Dataset excerpt

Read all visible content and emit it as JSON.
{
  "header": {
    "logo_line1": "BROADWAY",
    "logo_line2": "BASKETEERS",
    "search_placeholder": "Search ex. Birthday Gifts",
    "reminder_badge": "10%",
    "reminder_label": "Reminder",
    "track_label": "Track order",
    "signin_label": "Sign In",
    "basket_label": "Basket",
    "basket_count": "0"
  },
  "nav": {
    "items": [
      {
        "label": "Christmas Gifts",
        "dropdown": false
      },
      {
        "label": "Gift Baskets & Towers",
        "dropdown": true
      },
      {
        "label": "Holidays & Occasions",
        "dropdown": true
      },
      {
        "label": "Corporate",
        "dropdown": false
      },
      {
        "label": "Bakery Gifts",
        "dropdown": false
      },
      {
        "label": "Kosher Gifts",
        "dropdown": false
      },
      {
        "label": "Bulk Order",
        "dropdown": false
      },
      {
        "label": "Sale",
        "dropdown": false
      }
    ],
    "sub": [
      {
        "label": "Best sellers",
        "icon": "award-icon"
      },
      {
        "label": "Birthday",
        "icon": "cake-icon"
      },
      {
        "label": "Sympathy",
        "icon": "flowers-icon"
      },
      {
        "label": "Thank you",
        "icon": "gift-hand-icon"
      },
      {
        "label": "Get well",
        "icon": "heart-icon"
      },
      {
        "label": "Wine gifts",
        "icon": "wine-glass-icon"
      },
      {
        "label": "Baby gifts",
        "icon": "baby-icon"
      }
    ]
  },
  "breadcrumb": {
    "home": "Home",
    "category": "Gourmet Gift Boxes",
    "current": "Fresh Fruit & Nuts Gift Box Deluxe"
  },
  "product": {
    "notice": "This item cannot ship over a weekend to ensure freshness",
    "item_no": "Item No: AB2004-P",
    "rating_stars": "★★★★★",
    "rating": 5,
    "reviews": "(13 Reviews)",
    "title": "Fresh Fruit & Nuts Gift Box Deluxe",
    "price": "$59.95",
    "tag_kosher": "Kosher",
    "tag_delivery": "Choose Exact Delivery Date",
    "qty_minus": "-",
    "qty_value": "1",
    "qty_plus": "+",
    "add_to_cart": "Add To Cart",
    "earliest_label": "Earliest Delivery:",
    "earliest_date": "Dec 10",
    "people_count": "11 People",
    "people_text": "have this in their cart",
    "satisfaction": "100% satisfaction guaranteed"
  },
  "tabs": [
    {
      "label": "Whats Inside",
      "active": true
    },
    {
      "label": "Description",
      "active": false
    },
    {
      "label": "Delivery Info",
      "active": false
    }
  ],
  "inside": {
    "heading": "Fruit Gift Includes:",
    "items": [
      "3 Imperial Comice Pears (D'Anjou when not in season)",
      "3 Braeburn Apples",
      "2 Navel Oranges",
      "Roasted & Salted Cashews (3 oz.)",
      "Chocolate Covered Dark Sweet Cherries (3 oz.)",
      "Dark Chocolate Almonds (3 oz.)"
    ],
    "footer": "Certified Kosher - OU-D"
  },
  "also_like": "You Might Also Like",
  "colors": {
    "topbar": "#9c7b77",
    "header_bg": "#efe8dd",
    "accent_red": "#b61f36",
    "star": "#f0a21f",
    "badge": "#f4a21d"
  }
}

What is asked ::
Reproduce the full listing word for word.

Completed exercise ::
Read all visible content and emit it as JSON.
{
  "header": {
    "logo_line1": "BROADWAY",
    "logo_line2": "BASKETEERS",
    "search_placeholder": "Search ex. Birthday Gifts",
    "reminder_badge": "10%",
    "reminder_label": "Reminder",
    "track_label": "Track order",
    "signin_label": "Sign In",
    "basket_label": "Basket",
    "basket_count": "0"
  },
  "nav": {
    "items": [
      {
        "label": "Christmas Gifts",
        "dropdown": false
      },
      {
        "label": "Gift Baskets & Towers",
        "dropdown": true
      },
      {
        "label": "Holidays & Occasions",
        "dropdown": true
      },
      {
        "label": "Corporate",
        "dropdown": false
      },
      {
        "label": "Bakery Gifts",
        "dropdown": false
      },
      {
        "label": "Kosher Gifts",
        "dropdown": false
      },
      {
        "label": "Bulk Order",
        "dropdown": false
      },
      {
        "label": "Sale",
        "dropdown": false
      }
    ],
    "sub": [
      {
        "label": "Best sellers",
        "icon": "award-icon"
      },
      {
        "label": "Birthday",
        "icon": "cake-icon"
      },
      {
        "label": "Sympathy",
        "icon": "flowers-icon"
      },
      {
        "label": "Thank you",
        "icon": "gift-hand-icon"
      },
      {
        "label": "Get well",
        "icon": "heart-icon"
      },
      {
        "label": "Wine gifts",
        "icon": "wine-glass-icon"
      },
      {
        "label": "Baby gifts",
        "icon": "baby-icon"
      }
    ]
  },
  "breadcrumb": {
    "home": "Home",
    "category": "Gourmet Gift Boxes",
    "current": "Fresh Fruit & Nuts Gift Box Deluxe"
  },
  "product": {
    "notice": "This item cannot ship over a weekend to ensure freshness",
    "item_no": "Item No: AB2004-P",
    "rating_stars": "★★★★★",
    "rating": 5,
    "reviews": "(13 Reviews)",
    "title": "Fresh Fruit & Nuts Gift Box Deluxe",
    "price": "$59.95",
    "tag_kosher": "Kosher",
    "tag_delivery": "Choose Exact Delivery Date",
    "qty_minus": "-",
    "qty_value": "1",
    "qty_plus": "+",
    "add_to_cart": "Add To Cart",
    "earliest_label": "Earliest Delivery:",
    "earliest_date": "Dec 10",
    "people_count": "11 People",
    "people_text": "have this in their cart",
    "satisfaction": "100% satisfaction guaranteed"
  },
  "tabs": [
    {
      "label": "Whats Inside",
      "active": true
    },
    {
      "label": "Description",
      "active": false
    },
    {
      "label": "Delivery Info",
      "active": false
    }
  ],
  "inside": {
    "heading": "Fruit Gift Includes:",
    "items": [
      "3 Imperial Comice Pears (D'Anjou when not in season)",
      "3 Braeburn Apples",
      "2 Navel Oranges",
      "Roasted & Salted Cashews (3 oz.)",
      "Chocolate Covered Dark Sweet Cherries (3 oz.)",
      "Dark Chocolate Almonds (3 oz.)"
    ],
    "footer": "Certified Kosher - OU-D"
  },
  "also_like": "You Might Also Like",
  "colors": {
    "topbar": "#9c7b77",
    "header_bg": "#efe8dd",
    "accent_red": "#b61f36",
    "star": "#f0a21f",
    "badge": "#f4a21d"
  }
}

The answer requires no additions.